List of tasks:
a) Copy out the passage from the piece about Katrin's work, starting at "Saturday 4 November" and ending at "and white works.".
b) Answer these questions from the piece about Katrin's work:
(i) In what year did the writer first come across Katrin's earlier work?
(ii) At which gallery was Katrin's most recent exhibition shown?
(iii) What is the name of the showcase her work was part of?

Excerpt provided:
>> start

Saturday 4 November 2023


 I’ve admired Katrin’s beautifully disarming work for many years now, since coming across her earlier work back in 2010 when I was starting my photography studies. She has a brilliant and uncompromising vision and is someone I could happily talk to for hours, discussing not just art and photography, but all issues we face socially, politically and otherwise. Katrin’s visual language is adorned with subtlety and poetry. Both transient and contrived, with a meticulous attention to colour, texture and tone throughout her colour, and black and white works.
 
 
Above all, the way Katrin can say so much about the living, breathing world around us through her extensive and varying bodies of work is something I strive for in my own work. It was a pleasure to catch up right before both of us were setting off on new trips abroad following her most recent exhibition of work as part of Melbourne Now’s Slippery Pictures showcase at the National Gallery of Victoria.

>> end

Data extract:
>> start

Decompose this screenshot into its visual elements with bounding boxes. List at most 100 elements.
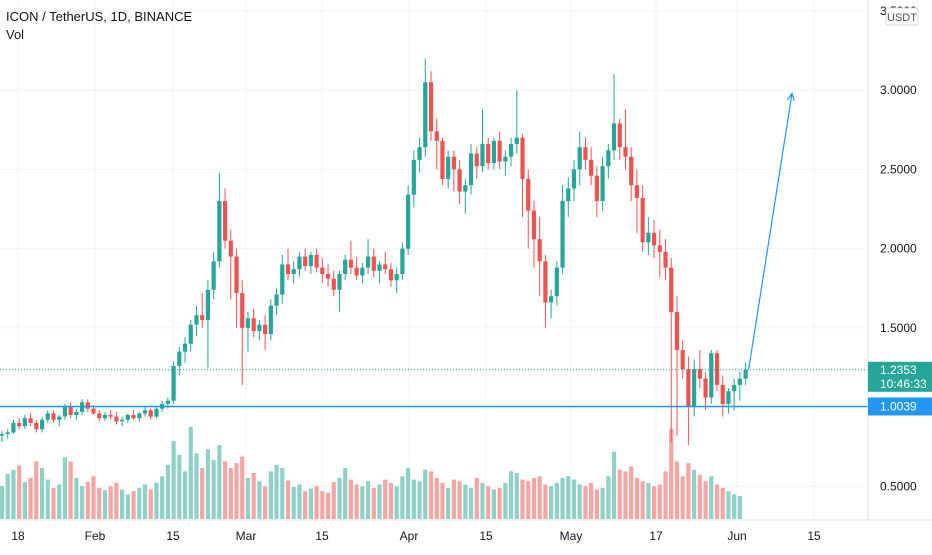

>> end

Outputs in order:
a)
Saturday 4 November 2023


 I’ve admired Katrin’s beautifully disarming work for many years now, since coming across her earlier work back in 2010 when I was starting my photography studies. She has a brilliant and uncompromising vision and is someone I could happily talk to for hours, discussing not just art and photography, but all issues we face socially, politically and otherwise. Katrin’s visual language is adorned with subtlety and poetry. Both transient and contrived, with a meticulous attention to colour, texture and tone throughout her colour, and black and white works.

b)
(i) 2010
(ii) The National Gallery of Victoria
(iii) Slippery Pictures, part of Melbourne Now